The records:
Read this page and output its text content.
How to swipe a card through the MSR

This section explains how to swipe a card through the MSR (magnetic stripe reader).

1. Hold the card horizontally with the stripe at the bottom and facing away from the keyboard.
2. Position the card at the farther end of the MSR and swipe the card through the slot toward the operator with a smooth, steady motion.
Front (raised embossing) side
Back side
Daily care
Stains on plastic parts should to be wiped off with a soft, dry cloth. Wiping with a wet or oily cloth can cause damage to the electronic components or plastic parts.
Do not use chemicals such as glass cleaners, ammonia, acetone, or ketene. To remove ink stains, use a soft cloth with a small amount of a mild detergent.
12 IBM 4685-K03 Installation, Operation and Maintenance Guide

What to produce: Set down all of the entries exactly, please.

Result:
Read this page and output its text content.
How to swipe a card through the MSR

This section explains how to swipe a card through the MSR (magnetic stripe reader).

1. Hold the card horizontally with the stripe at the bottom and facing away from the keyboard.
2. Position the card at the farther end of the MSR and swipe the card through the slot toward the operator with a smooth, steady motion.
Front (raised embossing) side
Back side
Daily care
Stains on plastic parts should to be wiped off with a soft, dry cloth. Wiping with a wet or oily cloth can cause damage to the electronic components or plastic parts.
Do not use chemicals such as glass cleaners, ammonia, acetone, or ketene. To remove ink stains, use a soft cloth with a small amount of a mild detergent.
12 IBM 4685-K03 Installation, Operation and Maintenance Guide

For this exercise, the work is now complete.